>>

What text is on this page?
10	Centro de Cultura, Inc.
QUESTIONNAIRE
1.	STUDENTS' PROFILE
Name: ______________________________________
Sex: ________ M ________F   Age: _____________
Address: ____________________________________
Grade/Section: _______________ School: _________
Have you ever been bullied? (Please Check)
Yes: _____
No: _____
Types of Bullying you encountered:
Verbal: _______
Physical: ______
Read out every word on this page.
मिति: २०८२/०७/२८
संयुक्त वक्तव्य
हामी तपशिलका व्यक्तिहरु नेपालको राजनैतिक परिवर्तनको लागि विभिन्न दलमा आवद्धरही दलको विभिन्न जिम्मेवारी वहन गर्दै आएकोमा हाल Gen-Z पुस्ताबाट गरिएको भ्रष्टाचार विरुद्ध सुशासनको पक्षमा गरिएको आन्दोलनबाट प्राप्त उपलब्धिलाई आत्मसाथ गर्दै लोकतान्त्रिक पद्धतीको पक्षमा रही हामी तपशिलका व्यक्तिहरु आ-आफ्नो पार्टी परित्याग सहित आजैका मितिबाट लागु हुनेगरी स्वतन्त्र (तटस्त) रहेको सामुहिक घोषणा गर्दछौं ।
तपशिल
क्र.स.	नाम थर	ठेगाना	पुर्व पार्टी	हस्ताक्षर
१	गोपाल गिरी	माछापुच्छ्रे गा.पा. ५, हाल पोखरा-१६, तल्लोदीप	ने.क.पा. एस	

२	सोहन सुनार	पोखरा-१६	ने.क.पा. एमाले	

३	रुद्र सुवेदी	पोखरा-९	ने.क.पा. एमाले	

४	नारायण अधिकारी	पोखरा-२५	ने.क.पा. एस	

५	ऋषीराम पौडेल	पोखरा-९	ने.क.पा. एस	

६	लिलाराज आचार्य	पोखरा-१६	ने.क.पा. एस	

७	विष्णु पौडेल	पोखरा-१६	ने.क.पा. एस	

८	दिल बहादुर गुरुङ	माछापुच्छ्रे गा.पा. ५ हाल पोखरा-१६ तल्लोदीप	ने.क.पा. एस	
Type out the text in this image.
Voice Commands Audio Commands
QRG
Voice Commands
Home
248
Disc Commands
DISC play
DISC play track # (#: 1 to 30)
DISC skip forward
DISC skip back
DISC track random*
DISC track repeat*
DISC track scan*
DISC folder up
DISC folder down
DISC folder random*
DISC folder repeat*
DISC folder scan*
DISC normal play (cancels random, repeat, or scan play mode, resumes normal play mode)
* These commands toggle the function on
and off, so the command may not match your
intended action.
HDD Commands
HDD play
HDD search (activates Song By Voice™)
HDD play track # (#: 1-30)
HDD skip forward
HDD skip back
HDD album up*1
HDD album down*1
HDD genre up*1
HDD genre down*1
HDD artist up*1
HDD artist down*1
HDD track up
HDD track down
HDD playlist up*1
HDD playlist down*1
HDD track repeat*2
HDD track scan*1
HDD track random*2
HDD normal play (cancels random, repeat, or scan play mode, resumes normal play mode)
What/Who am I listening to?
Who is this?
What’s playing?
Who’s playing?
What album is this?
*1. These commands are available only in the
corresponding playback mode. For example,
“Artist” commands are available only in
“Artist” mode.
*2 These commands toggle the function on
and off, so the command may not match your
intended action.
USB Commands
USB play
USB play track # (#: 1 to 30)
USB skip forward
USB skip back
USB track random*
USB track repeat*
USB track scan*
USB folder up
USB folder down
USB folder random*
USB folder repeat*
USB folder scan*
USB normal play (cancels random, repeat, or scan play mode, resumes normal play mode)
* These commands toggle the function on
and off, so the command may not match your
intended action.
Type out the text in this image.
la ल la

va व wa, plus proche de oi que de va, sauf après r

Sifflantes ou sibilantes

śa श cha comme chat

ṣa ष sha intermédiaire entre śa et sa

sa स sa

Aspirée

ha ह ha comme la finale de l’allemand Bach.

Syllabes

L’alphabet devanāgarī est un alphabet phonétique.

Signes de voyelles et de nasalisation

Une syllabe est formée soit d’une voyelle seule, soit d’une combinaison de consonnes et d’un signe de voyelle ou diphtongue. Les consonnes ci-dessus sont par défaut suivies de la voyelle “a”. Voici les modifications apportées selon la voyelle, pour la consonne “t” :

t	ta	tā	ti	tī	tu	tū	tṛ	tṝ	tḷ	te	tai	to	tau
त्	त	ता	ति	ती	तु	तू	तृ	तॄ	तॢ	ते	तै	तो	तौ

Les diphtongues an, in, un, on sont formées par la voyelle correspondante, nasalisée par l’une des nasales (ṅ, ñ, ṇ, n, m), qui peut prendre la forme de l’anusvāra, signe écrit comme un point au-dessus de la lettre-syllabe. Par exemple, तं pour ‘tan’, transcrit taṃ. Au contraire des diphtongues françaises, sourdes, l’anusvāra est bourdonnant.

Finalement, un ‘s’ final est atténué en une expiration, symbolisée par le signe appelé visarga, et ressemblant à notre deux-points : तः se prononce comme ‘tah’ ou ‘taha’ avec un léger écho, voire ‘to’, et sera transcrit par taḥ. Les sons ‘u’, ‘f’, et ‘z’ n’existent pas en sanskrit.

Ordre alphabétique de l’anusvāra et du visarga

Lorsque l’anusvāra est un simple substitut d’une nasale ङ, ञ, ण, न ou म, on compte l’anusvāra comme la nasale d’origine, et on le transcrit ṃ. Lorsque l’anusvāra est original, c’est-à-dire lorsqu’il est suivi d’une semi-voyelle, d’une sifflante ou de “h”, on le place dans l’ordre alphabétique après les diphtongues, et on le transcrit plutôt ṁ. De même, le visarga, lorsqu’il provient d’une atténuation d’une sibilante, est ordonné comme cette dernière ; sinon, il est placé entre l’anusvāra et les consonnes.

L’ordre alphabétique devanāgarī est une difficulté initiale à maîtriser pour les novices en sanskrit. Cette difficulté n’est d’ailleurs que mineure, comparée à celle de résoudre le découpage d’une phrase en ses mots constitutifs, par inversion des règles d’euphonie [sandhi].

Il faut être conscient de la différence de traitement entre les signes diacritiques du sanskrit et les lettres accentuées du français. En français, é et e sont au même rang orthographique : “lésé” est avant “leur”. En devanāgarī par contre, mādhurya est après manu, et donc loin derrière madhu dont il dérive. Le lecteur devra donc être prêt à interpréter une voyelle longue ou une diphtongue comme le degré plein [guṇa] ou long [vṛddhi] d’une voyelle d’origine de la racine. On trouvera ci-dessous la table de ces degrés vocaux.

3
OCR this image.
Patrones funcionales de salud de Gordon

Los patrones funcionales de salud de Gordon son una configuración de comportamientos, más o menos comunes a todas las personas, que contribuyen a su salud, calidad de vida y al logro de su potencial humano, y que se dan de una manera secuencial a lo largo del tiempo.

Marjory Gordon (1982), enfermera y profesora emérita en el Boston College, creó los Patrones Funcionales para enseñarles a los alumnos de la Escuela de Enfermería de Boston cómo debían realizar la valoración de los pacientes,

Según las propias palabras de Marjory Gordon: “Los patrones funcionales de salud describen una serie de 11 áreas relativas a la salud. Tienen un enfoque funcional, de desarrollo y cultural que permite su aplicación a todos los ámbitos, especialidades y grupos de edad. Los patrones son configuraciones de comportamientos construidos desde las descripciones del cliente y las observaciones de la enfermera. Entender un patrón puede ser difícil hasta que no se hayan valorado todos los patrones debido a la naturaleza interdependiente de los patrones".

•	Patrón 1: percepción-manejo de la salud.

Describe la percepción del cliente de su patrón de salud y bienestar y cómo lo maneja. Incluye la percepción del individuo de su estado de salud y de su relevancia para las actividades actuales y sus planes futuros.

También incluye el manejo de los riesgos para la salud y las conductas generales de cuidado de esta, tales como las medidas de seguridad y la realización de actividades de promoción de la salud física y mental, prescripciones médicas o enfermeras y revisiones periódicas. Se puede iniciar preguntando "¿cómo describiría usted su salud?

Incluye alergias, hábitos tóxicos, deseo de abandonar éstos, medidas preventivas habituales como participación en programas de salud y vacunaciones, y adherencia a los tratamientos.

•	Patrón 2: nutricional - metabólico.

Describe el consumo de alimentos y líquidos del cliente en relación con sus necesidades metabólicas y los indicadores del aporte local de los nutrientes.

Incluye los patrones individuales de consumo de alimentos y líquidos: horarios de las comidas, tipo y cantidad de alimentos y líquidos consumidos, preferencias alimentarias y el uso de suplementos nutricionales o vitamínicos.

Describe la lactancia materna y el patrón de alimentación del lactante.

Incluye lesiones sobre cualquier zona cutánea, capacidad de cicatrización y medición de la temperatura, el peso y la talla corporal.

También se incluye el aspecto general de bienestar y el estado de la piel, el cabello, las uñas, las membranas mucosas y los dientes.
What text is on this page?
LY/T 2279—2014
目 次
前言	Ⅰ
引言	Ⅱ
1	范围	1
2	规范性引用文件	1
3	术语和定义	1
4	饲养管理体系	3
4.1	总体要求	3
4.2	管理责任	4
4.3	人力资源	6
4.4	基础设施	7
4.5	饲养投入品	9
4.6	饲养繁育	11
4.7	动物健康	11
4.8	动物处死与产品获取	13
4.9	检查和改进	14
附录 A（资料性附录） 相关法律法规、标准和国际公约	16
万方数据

<<

■ WHAT YOU ARE ASKED TO DO ■
Check every line for "folder" and show the ones that have it.

■ FINISHED ANSWER ■
DISC folder up
DISC folder down
DISC folder random*
DISC folder repeat*
DISC folder scan*
USB folder up
USB folder down
USB folder random*
USB folder repeat*
USB folder scan*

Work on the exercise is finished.